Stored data
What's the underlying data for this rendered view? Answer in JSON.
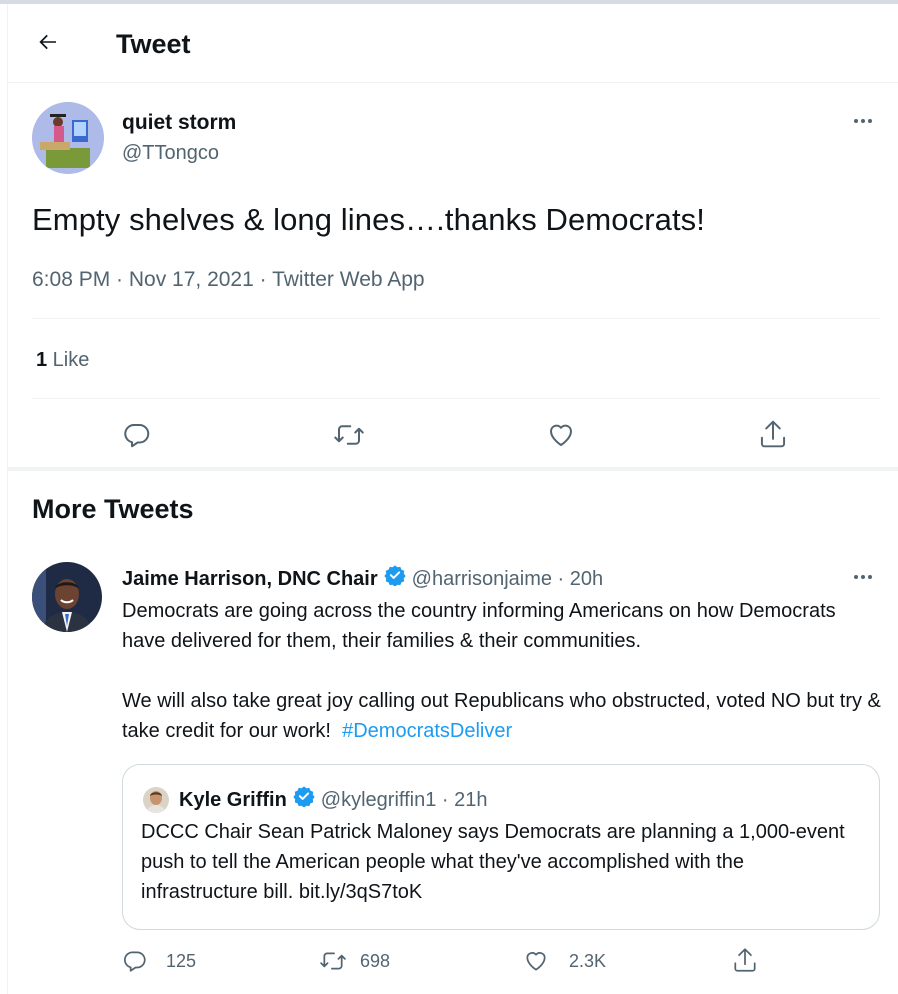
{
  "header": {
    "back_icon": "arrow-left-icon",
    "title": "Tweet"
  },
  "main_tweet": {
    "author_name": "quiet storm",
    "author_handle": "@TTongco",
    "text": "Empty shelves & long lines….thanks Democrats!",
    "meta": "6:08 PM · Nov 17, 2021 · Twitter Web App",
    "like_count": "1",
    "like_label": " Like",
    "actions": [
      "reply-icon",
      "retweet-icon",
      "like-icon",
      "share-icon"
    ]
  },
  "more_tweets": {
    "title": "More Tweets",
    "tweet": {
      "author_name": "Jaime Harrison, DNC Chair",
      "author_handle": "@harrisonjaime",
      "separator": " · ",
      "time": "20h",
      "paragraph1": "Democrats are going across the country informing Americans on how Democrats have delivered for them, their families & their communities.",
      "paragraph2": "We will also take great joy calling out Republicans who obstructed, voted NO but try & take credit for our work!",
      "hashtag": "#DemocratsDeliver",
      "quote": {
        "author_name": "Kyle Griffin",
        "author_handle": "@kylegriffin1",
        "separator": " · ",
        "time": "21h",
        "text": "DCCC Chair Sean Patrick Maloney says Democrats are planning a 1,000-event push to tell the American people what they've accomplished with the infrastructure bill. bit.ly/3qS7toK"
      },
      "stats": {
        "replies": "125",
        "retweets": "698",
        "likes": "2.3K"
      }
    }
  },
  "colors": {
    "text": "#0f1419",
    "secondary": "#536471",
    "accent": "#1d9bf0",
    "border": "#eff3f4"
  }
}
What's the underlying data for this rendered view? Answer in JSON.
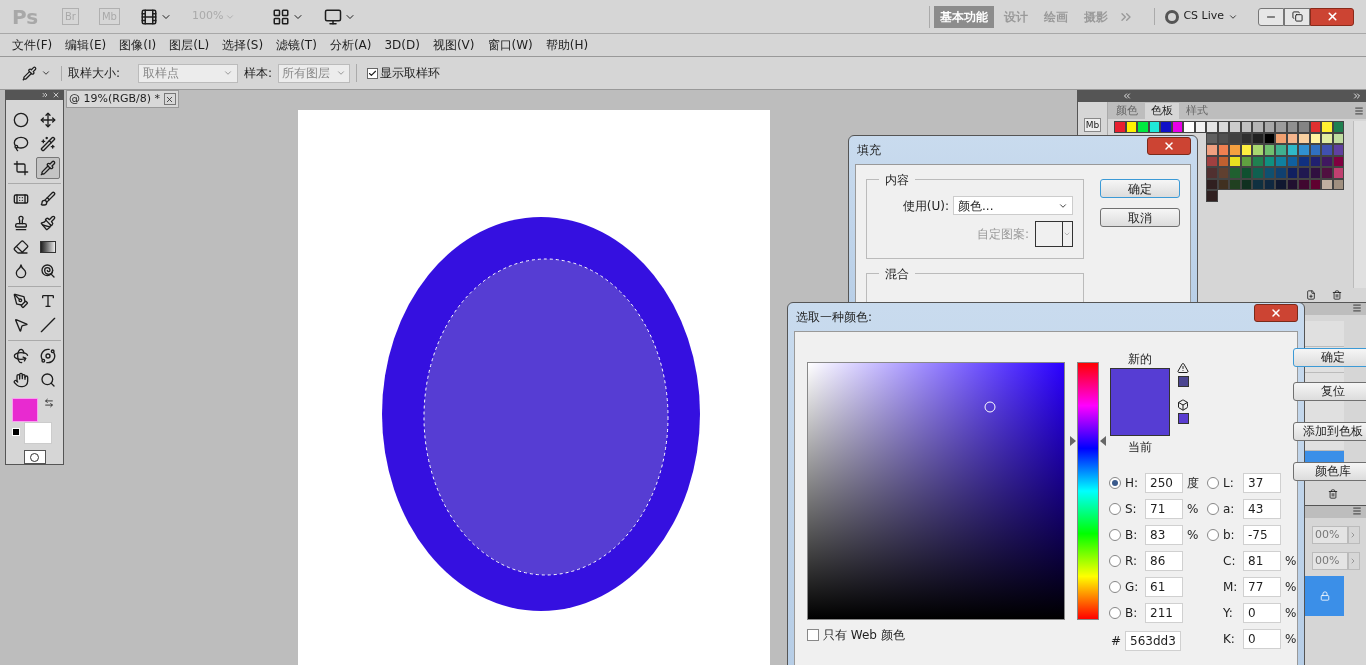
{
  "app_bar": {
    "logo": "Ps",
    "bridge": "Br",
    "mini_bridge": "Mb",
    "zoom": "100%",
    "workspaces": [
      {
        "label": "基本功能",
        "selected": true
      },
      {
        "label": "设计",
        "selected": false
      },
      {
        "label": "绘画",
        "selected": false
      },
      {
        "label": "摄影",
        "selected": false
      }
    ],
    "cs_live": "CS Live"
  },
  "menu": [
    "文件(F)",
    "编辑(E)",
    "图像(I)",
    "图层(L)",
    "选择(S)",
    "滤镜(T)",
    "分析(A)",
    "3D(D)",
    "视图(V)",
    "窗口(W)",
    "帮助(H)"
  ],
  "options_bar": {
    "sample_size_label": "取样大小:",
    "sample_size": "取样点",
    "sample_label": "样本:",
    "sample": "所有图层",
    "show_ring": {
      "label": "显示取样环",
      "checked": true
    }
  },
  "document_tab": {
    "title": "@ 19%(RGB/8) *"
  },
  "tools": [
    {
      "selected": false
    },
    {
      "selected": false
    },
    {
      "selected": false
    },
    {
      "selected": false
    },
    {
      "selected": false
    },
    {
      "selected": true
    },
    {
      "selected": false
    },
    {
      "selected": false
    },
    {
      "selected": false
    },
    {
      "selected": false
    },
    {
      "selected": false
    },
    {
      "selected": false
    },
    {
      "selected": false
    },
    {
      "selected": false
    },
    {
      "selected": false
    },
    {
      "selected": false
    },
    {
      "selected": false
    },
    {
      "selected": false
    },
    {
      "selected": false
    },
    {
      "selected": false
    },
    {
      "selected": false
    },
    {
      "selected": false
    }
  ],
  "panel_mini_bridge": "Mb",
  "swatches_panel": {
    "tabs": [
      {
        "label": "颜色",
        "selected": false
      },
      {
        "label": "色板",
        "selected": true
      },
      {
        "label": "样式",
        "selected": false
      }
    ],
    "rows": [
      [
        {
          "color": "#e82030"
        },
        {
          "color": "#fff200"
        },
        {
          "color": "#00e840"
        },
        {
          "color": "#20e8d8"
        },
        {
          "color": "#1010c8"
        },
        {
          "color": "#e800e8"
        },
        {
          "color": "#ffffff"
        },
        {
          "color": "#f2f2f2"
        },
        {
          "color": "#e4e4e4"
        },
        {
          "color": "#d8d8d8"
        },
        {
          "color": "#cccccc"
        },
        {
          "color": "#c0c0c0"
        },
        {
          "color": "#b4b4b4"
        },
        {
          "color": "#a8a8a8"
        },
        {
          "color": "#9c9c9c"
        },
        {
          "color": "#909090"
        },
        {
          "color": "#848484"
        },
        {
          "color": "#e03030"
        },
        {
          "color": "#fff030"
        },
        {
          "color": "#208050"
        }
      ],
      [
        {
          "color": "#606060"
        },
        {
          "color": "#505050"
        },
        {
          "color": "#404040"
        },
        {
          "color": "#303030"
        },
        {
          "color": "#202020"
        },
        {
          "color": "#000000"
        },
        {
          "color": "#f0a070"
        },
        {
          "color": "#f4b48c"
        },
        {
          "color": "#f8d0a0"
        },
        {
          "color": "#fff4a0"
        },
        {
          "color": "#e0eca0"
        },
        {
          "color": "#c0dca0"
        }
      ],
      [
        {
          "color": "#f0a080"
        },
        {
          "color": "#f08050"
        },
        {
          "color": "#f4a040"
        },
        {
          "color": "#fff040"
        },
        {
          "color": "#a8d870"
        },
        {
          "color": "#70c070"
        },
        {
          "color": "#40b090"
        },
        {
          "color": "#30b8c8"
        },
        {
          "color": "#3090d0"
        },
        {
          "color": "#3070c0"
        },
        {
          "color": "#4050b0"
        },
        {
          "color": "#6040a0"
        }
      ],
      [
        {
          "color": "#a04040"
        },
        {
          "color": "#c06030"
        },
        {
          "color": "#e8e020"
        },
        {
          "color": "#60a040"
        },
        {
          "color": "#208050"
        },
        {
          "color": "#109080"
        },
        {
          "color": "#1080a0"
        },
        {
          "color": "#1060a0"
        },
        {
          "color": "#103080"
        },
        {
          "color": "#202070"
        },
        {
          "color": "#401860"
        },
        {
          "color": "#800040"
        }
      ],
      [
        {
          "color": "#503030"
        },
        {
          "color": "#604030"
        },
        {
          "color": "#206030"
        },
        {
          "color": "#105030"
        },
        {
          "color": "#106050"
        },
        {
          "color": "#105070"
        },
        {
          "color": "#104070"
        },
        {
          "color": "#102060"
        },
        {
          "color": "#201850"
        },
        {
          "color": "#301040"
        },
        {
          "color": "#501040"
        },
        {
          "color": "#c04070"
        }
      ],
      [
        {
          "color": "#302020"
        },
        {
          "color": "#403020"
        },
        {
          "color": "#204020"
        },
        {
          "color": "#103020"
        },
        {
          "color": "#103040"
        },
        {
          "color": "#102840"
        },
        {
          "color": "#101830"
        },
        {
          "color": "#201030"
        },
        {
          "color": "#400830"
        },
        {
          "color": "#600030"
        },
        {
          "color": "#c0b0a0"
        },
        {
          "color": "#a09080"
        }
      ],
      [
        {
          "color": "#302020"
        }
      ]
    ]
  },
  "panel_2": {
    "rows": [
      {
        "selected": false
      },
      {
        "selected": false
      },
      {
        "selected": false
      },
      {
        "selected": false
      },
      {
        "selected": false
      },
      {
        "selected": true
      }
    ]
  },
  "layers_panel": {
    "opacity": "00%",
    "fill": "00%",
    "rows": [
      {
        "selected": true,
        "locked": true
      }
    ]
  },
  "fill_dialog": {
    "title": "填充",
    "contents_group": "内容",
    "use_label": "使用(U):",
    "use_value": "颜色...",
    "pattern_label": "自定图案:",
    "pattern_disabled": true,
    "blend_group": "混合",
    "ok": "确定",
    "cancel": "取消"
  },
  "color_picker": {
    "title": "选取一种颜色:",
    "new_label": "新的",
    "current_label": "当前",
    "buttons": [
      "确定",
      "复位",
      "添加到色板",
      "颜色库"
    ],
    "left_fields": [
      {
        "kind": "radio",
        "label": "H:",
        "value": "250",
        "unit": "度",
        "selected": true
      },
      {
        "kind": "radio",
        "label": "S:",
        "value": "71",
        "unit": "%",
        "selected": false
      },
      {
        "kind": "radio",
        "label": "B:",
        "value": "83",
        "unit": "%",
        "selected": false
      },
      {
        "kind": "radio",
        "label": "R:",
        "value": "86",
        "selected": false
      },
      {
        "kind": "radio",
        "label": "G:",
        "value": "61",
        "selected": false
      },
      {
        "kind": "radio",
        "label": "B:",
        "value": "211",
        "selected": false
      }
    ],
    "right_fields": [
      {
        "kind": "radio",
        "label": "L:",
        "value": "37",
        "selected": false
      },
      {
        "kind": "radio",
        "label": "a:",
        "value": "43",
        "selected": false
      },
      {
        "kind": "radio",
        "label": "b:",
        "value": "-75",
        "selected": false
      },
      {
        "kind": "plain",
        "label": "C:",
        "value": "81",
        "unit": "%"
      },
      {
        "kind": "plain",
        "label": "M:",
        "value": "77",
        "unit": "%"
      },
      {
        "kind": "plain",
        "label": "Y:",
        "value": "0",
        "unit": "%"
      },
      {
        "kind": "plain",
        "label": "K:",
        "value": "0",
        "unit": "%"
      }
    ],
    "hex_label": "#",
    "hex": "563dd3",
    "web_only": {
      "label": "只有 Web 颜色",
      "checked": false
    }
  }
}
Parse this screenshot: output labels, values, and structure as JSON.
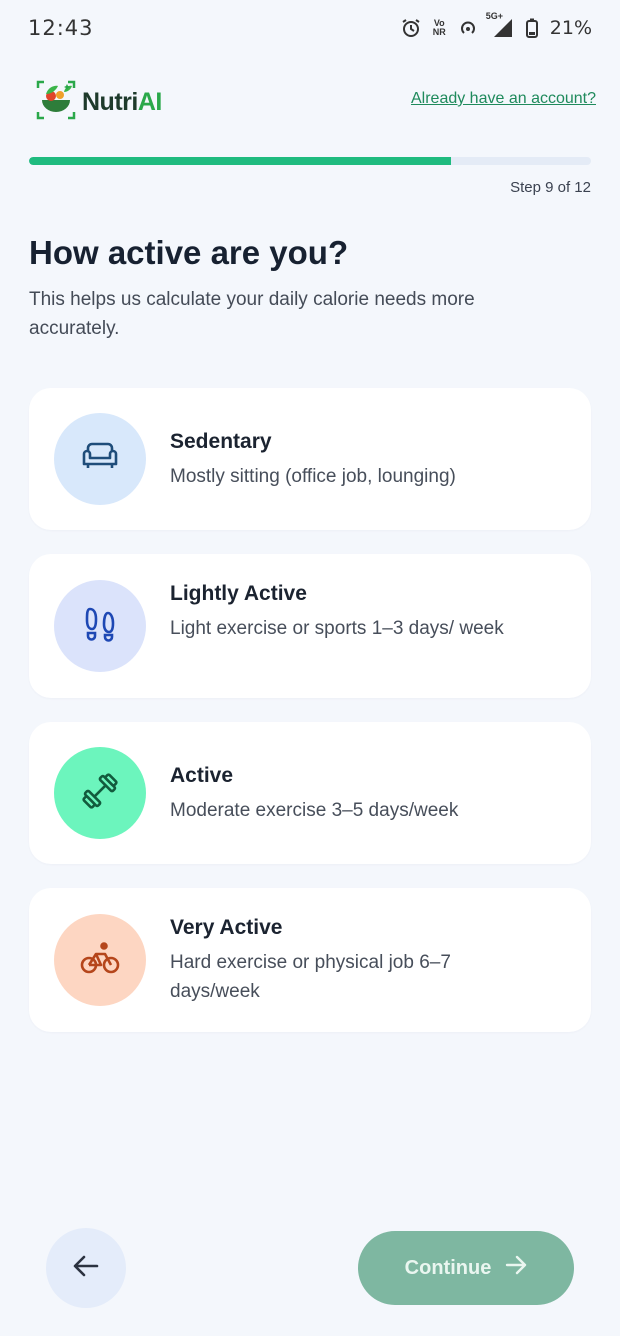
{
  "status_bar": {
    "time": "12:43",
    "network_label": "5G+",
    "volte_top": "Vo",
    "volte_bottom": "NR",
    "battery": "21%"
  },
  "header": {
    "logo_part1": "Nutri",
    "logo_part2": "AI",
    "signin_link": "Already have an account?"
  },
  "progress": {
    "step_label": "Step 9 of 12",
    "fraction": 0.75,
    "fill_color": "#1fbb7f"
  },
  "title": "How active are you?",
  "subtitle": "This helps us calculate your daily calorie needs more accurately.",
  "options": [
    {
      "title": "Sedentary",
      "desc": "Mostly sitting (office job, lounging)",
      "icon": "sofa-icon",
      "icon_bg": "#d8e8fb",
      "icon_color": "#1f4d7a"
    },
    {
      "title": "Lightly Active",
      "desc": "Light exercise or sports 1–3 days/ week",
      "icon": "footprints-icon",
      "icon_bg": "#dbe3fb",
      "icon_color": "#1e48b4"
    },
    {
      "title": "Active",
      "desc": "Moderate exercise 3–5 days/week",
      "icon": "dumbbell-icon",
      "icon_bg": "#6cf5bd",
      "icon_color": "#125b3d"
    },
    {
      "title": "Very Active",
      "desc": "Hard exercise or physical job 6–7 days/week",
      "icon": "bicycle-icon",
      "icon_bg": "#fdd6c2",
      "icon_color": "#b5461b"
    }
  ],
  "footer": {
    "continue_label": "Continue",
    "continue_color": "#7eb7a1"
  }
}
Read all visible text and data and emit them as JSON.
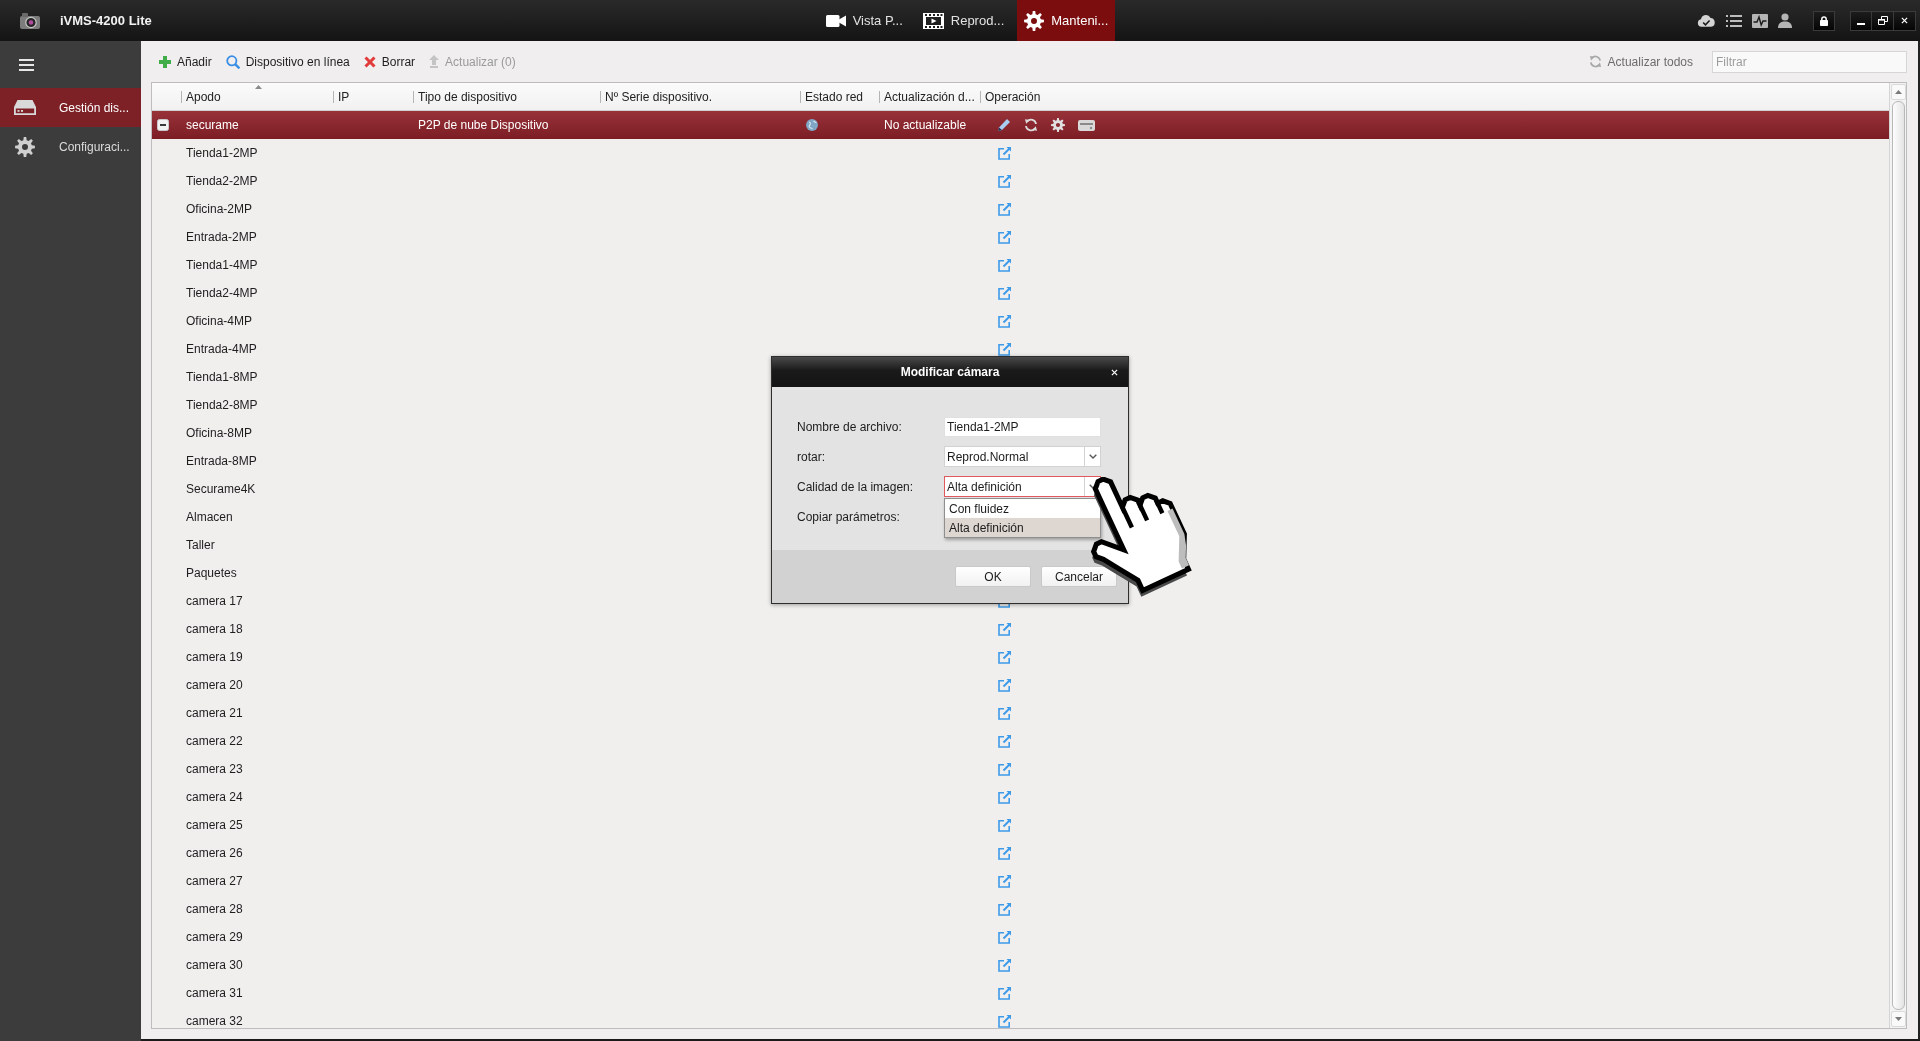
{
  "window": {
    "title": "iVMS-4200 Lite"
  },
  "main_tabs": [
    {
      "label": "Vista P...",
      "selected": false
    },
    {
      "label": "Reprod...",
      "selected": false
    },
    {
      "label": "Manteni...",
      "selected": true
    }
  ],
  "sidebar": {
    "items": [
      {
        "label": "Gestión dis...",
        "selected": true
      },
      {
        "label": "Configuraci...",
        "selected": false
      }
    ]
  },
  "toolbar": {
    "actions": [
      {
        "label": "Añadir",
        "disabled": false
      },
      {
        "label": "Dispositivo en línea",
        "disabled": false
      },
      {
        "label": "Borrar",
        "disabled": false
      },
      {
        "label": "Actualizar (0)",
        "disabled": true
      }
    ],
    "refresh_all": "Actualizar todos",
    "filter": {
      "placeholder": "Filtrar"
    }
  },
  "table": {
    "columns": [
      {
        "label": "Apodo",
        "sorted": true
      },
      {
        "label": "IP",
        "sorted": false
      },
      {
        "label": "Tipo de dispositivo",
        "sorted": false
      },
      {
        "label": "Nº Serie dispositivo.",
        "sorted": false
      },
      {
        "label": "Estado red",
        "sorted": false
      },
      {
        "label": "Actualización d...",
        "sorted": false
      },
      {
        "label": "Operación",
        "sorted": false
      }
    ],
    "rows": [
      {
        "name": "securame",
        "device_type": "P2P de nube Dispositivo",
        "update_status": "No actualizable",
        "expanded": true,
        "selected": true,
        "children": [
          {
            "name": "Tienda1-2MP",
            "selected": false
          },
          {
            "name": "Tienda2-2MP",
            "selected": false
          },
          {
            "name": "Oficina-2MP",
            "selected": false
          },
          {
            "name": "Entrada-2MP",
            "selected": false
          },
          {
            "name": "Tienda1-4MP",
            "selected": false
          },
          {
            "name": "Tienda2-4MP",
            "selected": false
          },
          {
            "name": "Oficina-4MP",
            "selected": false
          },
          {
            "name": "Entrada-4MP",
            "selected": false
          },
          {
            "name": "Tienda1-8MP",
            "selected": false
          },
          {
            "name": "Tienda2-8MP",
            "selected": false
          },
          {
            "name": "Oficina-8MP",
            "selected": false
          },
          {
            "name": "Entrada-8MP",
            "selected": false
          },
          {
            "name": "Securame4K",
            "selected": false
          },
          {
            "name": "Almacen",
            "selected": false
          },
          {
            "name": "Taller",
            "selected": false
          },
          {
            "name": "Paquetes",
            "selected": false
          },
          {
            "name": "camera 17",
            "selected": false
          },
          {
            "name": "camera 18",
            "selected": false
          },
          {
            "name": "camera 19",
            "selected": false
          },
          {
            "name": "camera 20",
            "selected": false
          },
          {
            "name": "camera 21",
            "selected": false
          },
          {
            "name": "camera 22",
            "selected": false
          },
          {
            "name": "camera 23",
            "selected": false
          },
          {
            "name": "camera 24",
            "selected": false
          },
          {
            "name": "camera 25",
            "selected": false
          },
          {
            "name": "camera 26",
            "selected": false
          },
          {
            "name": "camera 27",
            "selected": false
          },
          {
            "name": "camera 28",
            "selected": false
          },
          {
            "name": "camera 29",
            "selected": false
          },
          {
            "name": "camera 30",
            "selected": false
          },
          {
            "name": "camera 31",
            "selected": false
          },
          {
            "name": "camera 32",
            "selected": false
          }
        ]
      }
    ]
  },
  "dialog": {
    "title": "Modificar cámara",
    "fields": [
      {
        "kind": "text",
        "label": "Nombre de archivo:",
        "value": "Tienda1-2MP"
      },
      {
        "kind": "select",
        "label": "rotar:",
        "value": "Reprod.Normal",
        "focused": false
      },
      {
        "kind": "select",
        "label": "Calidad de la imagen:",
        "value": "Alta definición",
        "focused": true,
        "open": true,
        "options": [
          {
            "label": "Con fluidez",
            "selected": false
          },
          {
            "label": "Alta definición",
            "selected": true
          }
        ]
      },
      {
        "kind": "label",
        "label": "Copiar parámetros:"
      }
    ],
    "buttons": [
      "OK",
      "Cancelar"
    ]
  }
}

▶ **Problem requirements**:
Identify the lines that contain the string "Entrada", and copy every one of them.

▶ **Solution to the problem**:
            "name": "Entrada-2MP",
            "name": "Entrada-4MP",
            "name": "Entrada-8MP",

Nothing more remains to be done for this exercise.